Fragmento del documento:
=====
Al leerlo, sentí que era una persona audaz para interpretar el mundo pero incapaz de interpretar su propio ser. Siempre miraba la muerte como una posibilidad en la derrota de la depresión, pero no como un deseo inefable. Se intentó suicidar varias veces pero sentía que no estaba bien hecho, que no era justo, que no podía angustiar así a sus padres. Esa lucha interna entre sus anhelos y sus frustraciones lo fueron menguando, debilitando… esa dependencia absoluta de su madre y del amor frente a la soledad, sus adicciones y sus ganas de afirmar una seguridad inexistente lo fueron llevando a las cuerdas de la vida… hasta que la vida misma lo noqueó.

Ahora, enfrento mis propias reflexiones, mis propias dependencias, mi propia vida. Lo hago como un simple ejercicio de análisis y catarsis. Es más, es simple catarsis. No me voy a preocupar mucho por la coherencia y el orden, sólo quiero escribir y más que escribir escupir mil sentimientos que tengo atravesados, que me hacen daño, que me disminuyen y también, que poco a poco me van llevando contra las cuerdas de la vida que es simplemente perder la emoción de vivir… que sin duda, debe ser peor que morir. Este no es el grito desesperado de un suicida, no está en mis planes rendirme y mucho menos así. Trataré simplemente de reflexionar sobre el por qué de este opacamiento paulatino de mi luz, esta resistencia frente al mundo y este escepticismo en cuanto al futuro.

La primera pregunta que me asalta es… qué siento. Acá, recostado escribiendo, siento un abandono total. Un abandono total de mí por mí mismo. Es un abandono mezclado con cinismo… como si fuera ya esa mi forma de vida y no me importara. La angustia se me volvió un motor de estupideces. El amanecer se volvió una tortura porque ya se exactamente cuántas líneas de tablas atraviesan el techo de mi cuarto y contarlas de nuevo sólo me recordaba cuánto tiempo tenía para perder el resto del día. El resto del día era un deambular por ahí escarbando en el pensamiento en qué lugar y momento fue que me perdí. Es más, pensaba si en realidad me perdí o me desaparecieron, si eran errores míos o injusticias de otros, si valía la pena sufrir o sólo era un paso necesario para algo ulterior que yo no conocía… Esa angustia fue llenando el espacio de mis pensamientos y poco a poco invadió mis sentimientos convirtiéndome en un perfecto idiota para trasmitir afecto. La confusión es inexpresiva, retraída, imbuida… y uno se vuelve todo eso.

He dado tantas vueltas tan inútiles en la vida. He luchado tanto por lo seguro y me he sentido tan vacío sin la zozobra de la inestabilidad. Podría ser feliz, si fuera más conforme. Sería más feliz, si no fuera tan insensato. Tengo mil excusas para gambetear a la vida y sus exigencias. Mis parámetros básicos llegan hasta donde empieza la curiosidad por experimentar nuevas emociones. Mil aberraciones, inofensivas, pero aberraciones. Los privilegios me aburren y cuando no los tengo me quejo de no tenerlos. Es tan raro ser tan raro...
=====
[Datos recopilados]
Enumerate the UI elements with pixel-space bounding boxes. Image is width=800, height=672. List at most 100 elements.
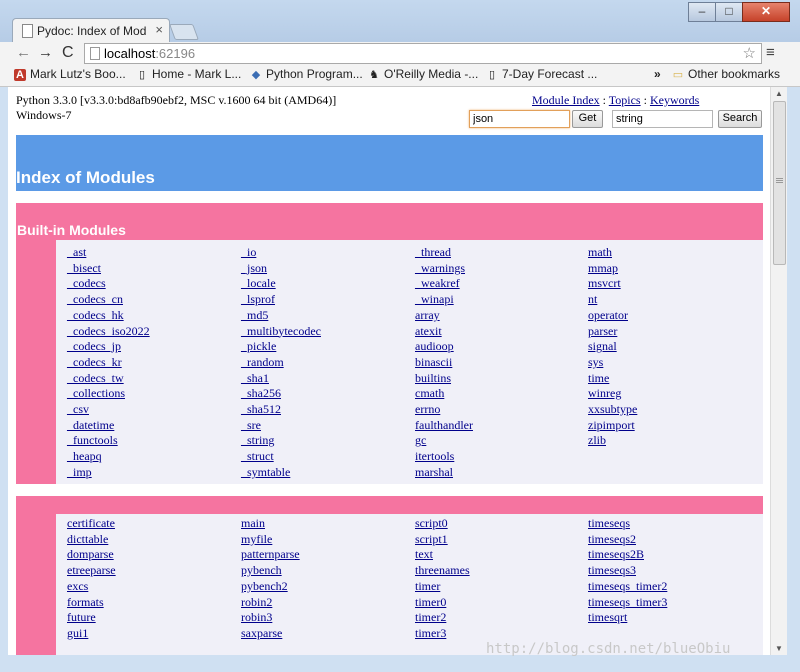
module-link[interactable]: zlib — [588, 433, 637, 449]
module-link[interactable]: _codecs_kr — [67, 355, 150, 371]
module-link[interactable]: operator — [588, 308, 637, 324]
module-link[interactable]: robin2 — [241, 595, 300, 611]
module-link[interactable]: _collections — [67, 386, 150, 402]
module-link[interactable]: script1 — [415, 532, 470, 548]
module-link[interactable]: _functools — [67, 433, 150, 449]
search-input[interactable] — [612, 110, 713, 128]
module-link[interactable]: timeseqs2 — [588, 532, 667, 548]
bookmark-7-day-forecast[interactable]: ▯ 7-Day Forecast ... — [486, 67, 597, 81]
module-link[interactable]: myfile — [241, 532, 300, 548]
module-link[interactable]: zipimport — [588, 418, 637, 434]
module-link[interactable]: faulthandler — [415, 418, 473, 434]
module-link[interactable]: _io — [241, 245, 321, 261]
module-link[interactable]: math — [588, 245, 637, 261]
module-link[interactable]: nt — [588, 292, 637, 308]
search-button[interactable]: Search — [718, 110, 762, 128]
reload-button[interactable]: C — [62, 44, 74, 62]
vertical-scrollbar[interactable]: ▲ ▼ — [770, 87, 787, 655]
module-link[interactable]: text — [415, 547, 470, 563]
module-link[interactable]: main — [241, 516, 300, 532]
module-link[interactable]: _lsprof — [241, 292, 321, 308]
module-link[interactable]: itertools — [415, 449, 473, 465]
other-bookmarks-folder[interactable]: ▭ Other bookmarks — [672, 67, 780, 81]
bookmark-oreilly-media[interactable]: ♞ O'Reilly Media -... — [368, 67, 478, 81]
active-tab[interactable]: Pydoc: Index of Mod × — [12, 18, 170, 43]
module-link[interactable]: timeseqs_timer2 — [588, 579, 667, 595]
module-link[interactable]: timer0 — [415, 595, 470, 611]
module-link[interactable]: mmap — [588, 261, 637, 277]
module-link[interactable]: _bisect — [67, 261, 150, 277]
module-link[interactable]: future — [67, 610, 116, 626]
module-link[interactable]: gui1 — [67, 626, 116, 642]
more-bookmarks-chevron-icon[interactable]: » — [654, 67, 661, 81]
get-module-input[interactable] — [469, 110, 570, 128]
module-link[interactable]: sys — [588, 355, 637, 371]
close-window-button[interactable]: ✕ — [742, 2, 790, 22]
module-link[interactable]: robin3 — [241, 610, 300, 626]
scroll-down-arrow-icon[interactable]: ▼ — [775, 644, 783, 653]
module-link[interactable]: timer3 — [415, 626, 470, 642]
module-link[interactable]: _locale — [241, 276, 321, 292]
get-button[interactable]: Get — [572, 110, 603, 128]
module-link[interactable]: pybench2 — [241, 579, 300, 595]
module-link[interactable]: _sre — [241, 418, 321, 434]
module-link[interactable]: _codecs — [67, 276, 150, 292]
module-link[interactable]: atexit — [415, 324, 473, 340]
module-link[interactable]: xxsubtype — [588, 402, 637, 418]
module-link[interactable]: _sha1 — [241, 371, 321, 387]
module-link[interactable]: time — [588, 371, 637, 387]
module-link[interactable]: _ast — [67, 245, 150, 261]
module-index-link[interactable]: Module Index — [532, 93, 600, 107]
module-link[interactable]: array — [415, 308, 473, 324]
module-link[interactable]: script0 — [415, 516, 470, 532]
new-tab-button[interactable] — [169, 24, 199, 40]
module-link[interactable]: marshal — [415, 465, 473, 481]
module-link[interactable]: _codecs_tw — [67, 371, 150, 387]
module-link[interactable]: timeseqs2B — [588, 547, 667, 563]
module-link[interactable]: _pickle — [241, 339, 321, 355]
module-link[interactable]: _winapi — [415, 292, 473, 308]
module-link[interactable]: _struct — [241, 449, 321, 465]
module-link[interactable]: _sha256 — [241, 386, 321, 402]
module-link[interactable]: _csv — [67, 402, 150, 418]
module-link[interactable]: winreg — [588, 386, 637, 402]
module-link[interactable]: _multibytecodec — [241, 324, 321, 340]
module-link[interactable]: certificate — [67, 516, 116, 532]
module-link[interactable]: dicttable — [67, 532, 116, 548]
forward-button[interactable]: → — [38, 44, 53, 62]
scrollbar-thumb[interactable] — [773, 101, 786, 265]
module-link[interactable]: cmath — [415, 386, 473, 402]
tab-close-icon[interactable]: × — [155, 22, 163, 37]
module-link[interactable]: _symtable — [241, 465, 321, 481]
module-link[interactable]: etreeparse — [67, 563, 116, 579]
module-link[interactable]: _datetime — [67, 418, 150, 434]
maximize-button[interactable]: □ — [715, 2, 743, 22]
bookmark-python-programming[interactable]: ◆ Python Program... — [250, 67, 363, 81]
module-link[interactable]: errno — [415, 402, 473, 418]
module-link[interactable]: builtins — [415, 371, 473, 387]
module-link[interactable]: timeseqs_timer3 — [588, 595, 667, 611]
module-link[interactable]: pybench — [241, 563, 300, 579]
back-button[interactable]: ← — [16, 44, 31, 62]
bookmark-mark-lutz-books[interactable]: A Mark Lutz's Boo... — [14, 67, 126, 81]
module-link[interactable]: gc — [415, 433, 473, 449]
module-link[interactable]: _random — [241, 355, 321, 371]
address-bar[interactable]: localhost:62196 ☆ — [84, 43, 762, 64]
module-link[interactable]: _codecs_iso2022 — [67, 324, 150, 340]
module-link[interactable]: _weakref — [415, 276, 473, 292]
module-link[interactable]: timer — [415, 579, 470, 595]
module-link[interactable]: _md5 — [241, 308, 321, 324]
module-link[interactable]: _json — [241, 261, 321, 277]
module-link[interactable]: timeseqs3 — [588, 563, 667, 579]
module-link[interactable]: timesqrt — [588, 610, 667, 626]
module-link[interactable]: _warnings — [415, 261, 473, 277]
keywords-link[interactable]: Keywords — [650, 93, 699, 107]
module-link[interactable]: msvcrt — [588, 276, 637, 292]
module-link[interactable]: _thread — [415, 245, 473, 261]
module-link[interactable]: saxparse — [241, 626, 300, 642]
module-link[interactable]: _codecs_jp — [67, 339, 150, 355]
module-link[interactable]: _codecs_cn — [67, 292, 150, 308]
bookmark-star-icon[interactable]: ☆ — [743, 44, 756, 62]
module-link[interactable]: _imp — [67, 465, 150, 481]
module-link[interactable]: patternparse — [241, 547, 300, 563]
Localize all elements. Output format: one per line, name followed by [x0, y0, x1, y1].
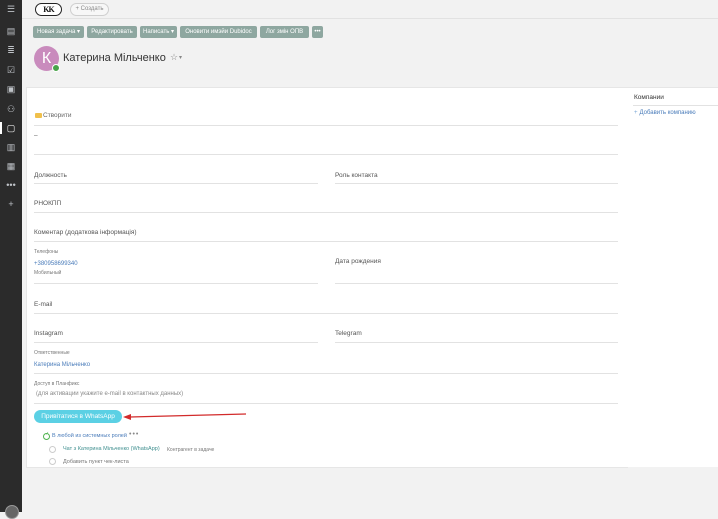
task-check-icon[interactable]: ☑ — [6, 65, 16, 75]
divider — [34, 212, 618, 213]
responsible-value[interactable]: Катерина Мільченко — [34, 362, 90, 368]
companies-panel: Компании + Добавить компанию — [626, 87, 718, 467]
dash-value: – — [34, 132, 38, 139]
opv-log-button[interactable]: Лог змін ОПВ — [260, 26, 309, 38]
add-company-link[interactable]: + Добавить компанию — [634, 110, 696, 116]
birthday-field[interactable]: Дата рождения — [335, 258, 381, 265]
active-indicator — [0, 122, 2, 134]
contact-role-field[interactable]: Роль контакта — [335, 172, 378, 179]
database-icon[interactable]: ≣ — [6, 45, 16, 55]
new-task-button[interactable]: Новая задача ▾ — [33, 26, 84, 38]
chevron-down-icon[interactable]: ▾ — [179, 54, 182, 61]
add-checklist-item[interactable]: Добавить пункт чек-листа — [63, 459, 129, 465]
position-field[interactable]: Должность — [34, 172, 67, 179]
more-dots-icon[interactable]: ••• — [6, 180, 16, 190]
phone-type: Мобильный — [34, 270, 62, 276]
documents-icon[interactable]: ▦ — [6, 161, 16, 171]
rnokpp-field[interactable]: РНОКПП — [34, 200, 61, 207]
divider — [34, 241, 618, 242]
responsible-label: Ответственные — [34, 350, 70, 356]
divider — [335, 342, 618, 343]
left-sidebar: ☰ ▤ ≣ ☑ ▣ ⚇ ▢ ▥ ▦ ••• + — [0, 0, 22, 519]
annotation-arrow — [123, 413, 247, 420]
online-status-icon — [52, 64, 60, 72]
top-bar: KK + Создать — [22, 0, 718, 19]
divider — [633, 105, 718, 106]
checklist-item-label[interactable]: Чат з Катерина Мільченко (WhatsApp) — [63, 446, 160, 452]
checklist-item-checkbox[interactable] — [49, 446, 56, 453]
add-icon[interactable]: + — [6, 199, 16, 209]
user-avatar[interactable] — [5, 505, 19, 519]
access-input[interactable]: (для активации укажите e-mail в контактн… — [36, 391, 183, 397]
write-button[interactable]: Написать ▾ — [140, 26, 177, 38]
access-label: Доступ в Планфикс — [34, 381, 80, 387]
plus-icon: + — [634, 110, 638, 116]
more-actions-button[interactable]: ••• — [312, 26, 323, 38]
whatsapp-greet-button[interactable]: Привітатися в WhatsApp — [34, 410, 122, 423]
telegram-field[interactable]: Telegram — [335, 330, 362, 337]
book-icon[interactable]: ▤ — [6, 26, 16, 36]
divider — [34, 403, 618, 404]
companies-title: Компании — [634, 94, 664, 101]
inbox-icon[interactable]: ▣ — [6, 84, 16, 94]
create-link[interactable]: Створити — [43, 112, 72, 119]
contact-name-title: Катерина Мільченко — [63, 52, 166, 64]
divider — [34, 283, 318, 284]
edit-button[interactable]: Редактировать — [87, 26, 137, 38]
divider — [34, 342, 318, 343]
contacts-icon[interactable]: ⚇ — [6, 104, 16, 114]
create-button[interactable]: + Создать — [70, 3, 109, 16]
divider — [34, 373, 618, 374]
hamburger-menu-icon[interactable]: ☰ — [6, 4, 16, 14]
checklist-more-dots-icon[interactable]: ••• — [129, 431, 139, 438]
divider — [335, 283, 618, 284]
checklist-add-checkbox[interactable] — [49, 458, 56, 465]
divider — [335, 183, 618, 184]
logo[interactable]: KK — [35, 3, 62, 16]
analytics-icon[interactable]: ▥ — [6, 142, 16, 152]
update-dubidoc-button[interactable]: Оновити имэйи Dubidoc — [180, 26, 257, 38]
phone-value[interactable]: +380958699340 — [34, 261, 78, 267]
checklist-group-label[interactable]: В любой из системных ролей — [52, 433, 127, 439]
checklist-group-check-icon[interactable] — [43, 431, 50, 440]
contact-form-panel: Створити – Должность Роль контакта РНОКП… — [26, 87, 628, 468]
folder-icon — [35, 113, 42, 118]
email-field[interactable]: E-mail — [34, 301, 52, 308]
add-company-label: Добавить компанию — [639, 110, 696, 116]
comment-field[interactable]: Коментар (додаткова інформація) — [34, 229, 137, 236]
favorite-star-icon[interactable]: ☆ — [170, 52, 178, 63]
checklist-item-note: Контрагент в задаче — [167, 447, 215, 453]
contact-card-icon[interactable]: ▢ — [6, 123, 16, 133]
divider — [34, 154, 618, 155]
instagram-field[interactable]: Instagram — [34, 330, 63, 337]
divider — [34, 125, 618, 126]
divider — [34, 313, 618, 314]
divider — [34, 183, 318, 184]
phones-label: Телефоны — [34, 249, 59, 255]
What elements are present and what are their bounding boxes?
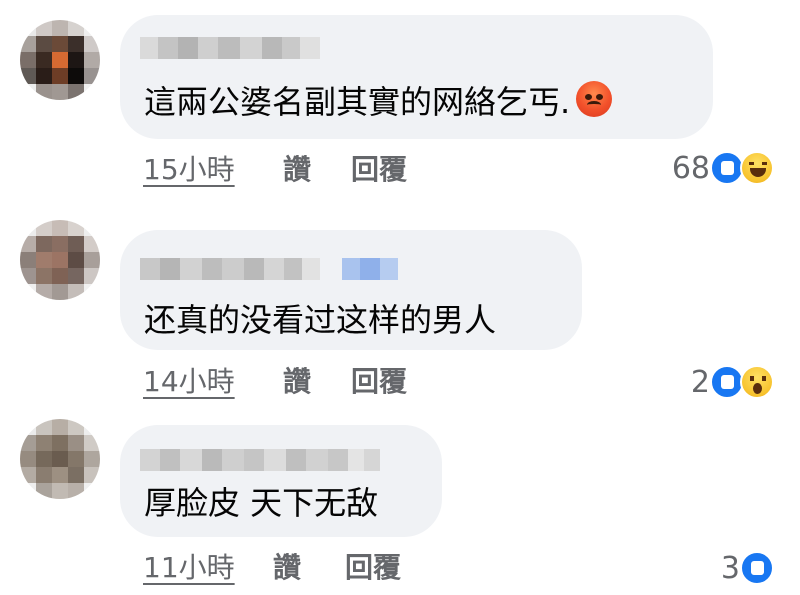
comment-meta: 15小時 讚 回覆 <box>143 152 703 188</box>
like-button[interactable]: 讚 <box>273 550 301 586</box>
reaction-summary[interactable]: 68 <box>672 148 774 188</box>
reply-button[interactable]: 回覆 <box>345 550 401 586</box>
blurred-username[interactable] <box>140 258 320 280</box>
haha-reaction-icon <box>740 151 774 185</box>
avatar[interactable] <box>20 20 100 100</box>
comment-text-content: 还真的没看过这样的男人 <box>144 301 497 339</box>
blurred-username[interactable] <box>140 449 380 471</box>
reply-button[interactable]: 回覆 <box>351 152 407 188</box>
avatar[interactable] <box>20 220 100 300</box>
comment-text: 还真的没看过这样的男人 <box>144 300 496 340</box>
timestamp-link[interactable]: 14小時 <box>143 365 235 398</box>
reaction-count: 2 <box>690 364 710 400</box>
wow-reaction-icon <box>740 365 774 399</box>
like-button[interactable]: 讚 <box>283 152 311 188</box>
angry-face-emoji-icon <box>576 81 613 117</box>
reaction-summary[interactable]: 2 <box>691 362 774 402</box>
comment-meta: 14小時 讚 回覆 <box>143 364 703 400</box>
timestamp-link[interactable]: 15小時 <box>143 153 235 186</box>
timestamp-link[interactable]: 11小時 <box>143 551 235 584</box>
blurred-username[interactable] <box>140 37 320 59</box>
avatar[interactable] <box>20 419 100 499</box>
comment-text-content: 這兩公婆名副其實的网絡乞丐. <box>144 83 571 121</box>
reply-button[interactable]: 回覆 <box>351 364 407 400</box>
like-reaction-icon <box>740 551 774 585</box>
comment-text: 這兩公婆名副其實的网絡乞丐. <box>144 81 613 122</box>
reaction-count: 3 <box>720 550 740 586</box>
comment-bubble: 這兩公婆名副其實的网絡乞丐. <box>120 15 713 139</box>
comment-bubble: 厚脸皮 天下无敌 <box>120 425 442 537</box>
like-reaction-icon <box>710 365 744 399</box>
comment-text: 厚脸皮 天下无敌 <box>144 483 378 523</box>
blurred-badge <box>342 258 398 280</box>
comment-text-content: 厚脸皮 天下无敌 <box>144 484 379 522</box>
comment-bubble: 还真的没看过这样的男人 <box>120 230 582 350</box>
reaction-summary[interactable]: 3 <box>721 548 774 588</box>
reaction-count: 68 <box>671 150 710 186</box>
like-button[interactable]: 讚 <box>283 364 311 400</box>
like-reaction-icon <box>710 151 744 185</box>
comment-meta: 11小時 讚 回覆 <box>143 550 703 586</box>
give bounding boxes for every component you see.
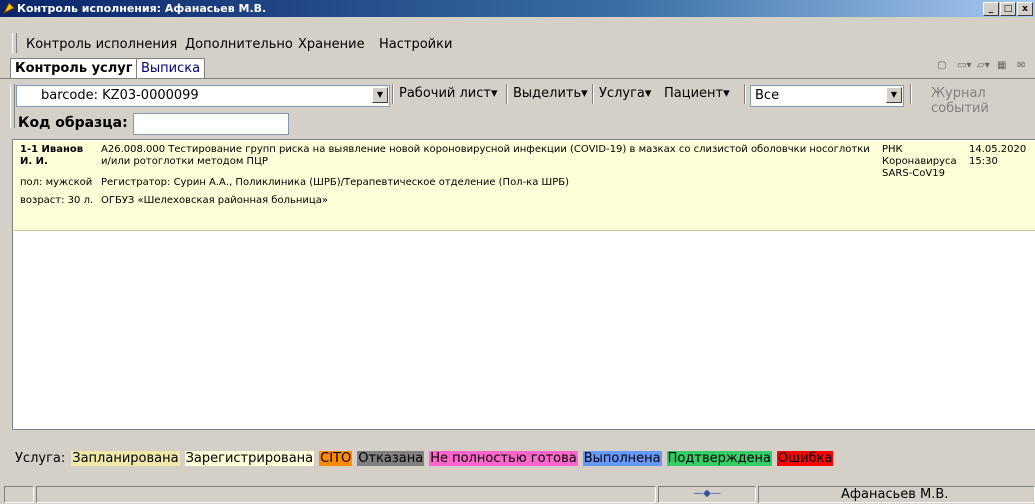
=====
Qué se pide:
a) En el texto sobre la angustia y la catarsis personal, ¿por qué el amanecer se volvió una tortura?
b) Prosigue el texto sobre la angustia y la catarsis personal a partir de su última oración.
Los registros no hacen falta para resolver estas consignas.

Respuestas:
a) Porque ya sabe exactamente cuántas líneas de tablas atraviesan el techo de su cuarto, y contarlas de nuevo solo le recordaba cuánto tiempo tenía para perder el resto del día.

b)
Tengo ideales de gran líder y acciones de simple gregario. Pienso tanto en cómo debo hacer lo que debo hacer, que al final, no lo hago, y si lo hago, no lo hago del todo bien. Sin embargo, he contado con suerte. Tengo un buen discurso para argumentar por qué no hago lo que debo hacer y por qué hice lo que no debía. Nunca he cometido errores insalvables o de impacto nocivo e irreversible. Algo ha pasado, algo que me salva. Soy perezoso quizás, pero si tengo que madrugar madrugo. Trabajo bajo la presión del último minuto... y hago las cosas... No sé si soy un vago compulsivo, un “outsider” en el camino del éxito, un desadaptado en busca de la perfección de una labor no exigente, no exigida...

Un disperso total, como las gallinas, que miran fijo al pasto hasta que una mosca les llama la atención, y luego una mariposa, y luego una mota que vuela, y luego el pasto que se mueve otra vez... Tengo en mi mente grandes metas... pero aún no ubico la escalera.

Quizás criticarme me haga sentir mejor, o alimente mi ego... no se, pero alivia un poco el tedio que siento aquí sentado.

Me siento tan inútil, tan amarrado, tan poco lúcido e inspirado, produciendo tan al mínimo, que no se si vale la pena que esté acá. Se me nota el paquidermismo del accionar. Es un abandono cómodo y cínico, la sociedad tiene la culpa de todo y yo sólo soy el transeúnte que se deja atropellar.

No se qué estaría sintiendo Andrés Caicedo exactamente cuando se dejó morir… pero si era un autocrítico inclemente y un autocompasivo compulsivo su final no podría ser otro.

Igual me pasa a mí… y el final no puede ser otro, es decir, no porque me suicide, no quiero, pero el tedio igual me va matando. Me acostumbré a vivir por inercia y sin escrúpulos. El cinismo es mi guía y el sufrimiento mi bastón. Prefiero no darle rostros a los nombres ni nombres a los rostros. Me aterra el mundo pero más me aterra el espejo. Y miro al mundo para dejar de mirar al espejo… y me consuelo. Siento un latir que ahora me resulta extraño y que más que prolongar mi vida prolonga mi agonía. La contradicción me nutre cada día de dudas y las dudas de certezas efímeras que mañana serán nuevas dudas. La verdad es la verdad si me conviene. Todo lo demás es mentira. Pero cada día me conviene algo distinto o nada me conviene. Todo es mentira. La pasión me motiva pero me reta. Y ya no se asumir retos. Huyo. El letargo es una cama inmensa en la que muero cada día enfermo de mi mismo.

Toqué fondo… raspé la olla de la depresión… confundo aquí lágrimas, mocos y un pulsar defectuoso en las teclas que me hace devolver una y otra vez. Busco el dolor en los errores del pasado, en el sentimiento presente y la incertidumbre del futuro. Pienso en todo lo que pudo haber sido y no fue… aquí sólo, por voluntad, como si estuviera en una cuarentena autoimpuesta para no pegarle a nadie este sentimiento tan rancio que llevo dentro.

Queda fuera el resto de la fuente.